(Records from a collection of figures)
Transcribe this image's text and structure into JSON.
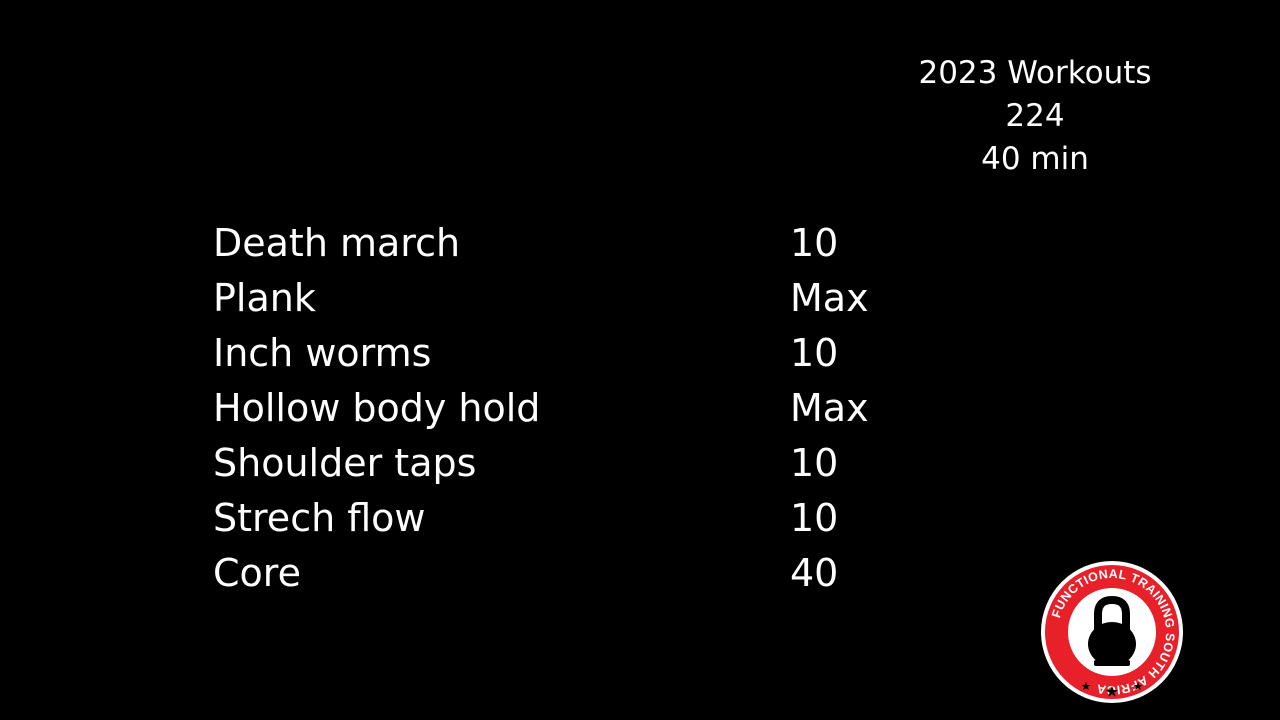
{
  "header": {
    "title": "2023 Workouts",
    "number": "224",
    "duration": "40 min"
  },
  "exercises": [
    {
      "name": "Death march",
      "reps": "10"
    },
    {
      "name": "Plank",
      "reps": "Max"
    },
    {
      "name": "Inch worms",
      "reps": "10"
    },
    {
      "name": "Hollow body hold",
      "reps": "Max"
    },
    {
      "name": "Shoulder taps",
      "reps": "10"
    },
    {
      "name": "Strech flow",
      "reps": "10"
    },
    {
      "name": "Core",
      "reps": "40"
    }
  ],
  "logo": {
    "text": "FUNCTIONAL TRAINING SOUTH AFRICA",
    "icon": "kettlebell-icon",
    "colors": {
      "ring": "#e8202a",
      "inner": "#ffffff",
      "bell": "#000000"
    }
  }
}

### DESCRIPTION OF THE TASK:
Write out every line above exactly as it is, leaving out the pictures.

### RESPONSE TO THIS EXERCISE:
Transcribe this image's text and structure into JSON.
{
  "header": {
    "title": "2023 Workouts",
    "number": "224",
    "duration": "40 min"
  },
  "exercises": [
    {
      "name": "Death march",
      "reps": "10"
    },
    {
      "name": "Plank",
      "reps": "Max"
    },
    {
      "name": "Inch worms",
      "reps": "10"
    },
    {
      "name": "Hollow body hold",
      "reps": "Max"
    },
    {
      "name": "Shoulder taps",
      "reps": "10"
    },
    {
      "name": "Strech flow",
      "reps": "10"
    },
    {
      "name": "Core",
      "reps": "40"
    }
  ],
  "logo": {
    "text": "FUNCTIONAL TRAINING SOUTH AFRICA",
    "icon": "kettlebell-icon",
    "colors": {
      "ring": "#e8202a",
      "inner": "#ffffff",
      "bell": "#000000"
    }
  }
}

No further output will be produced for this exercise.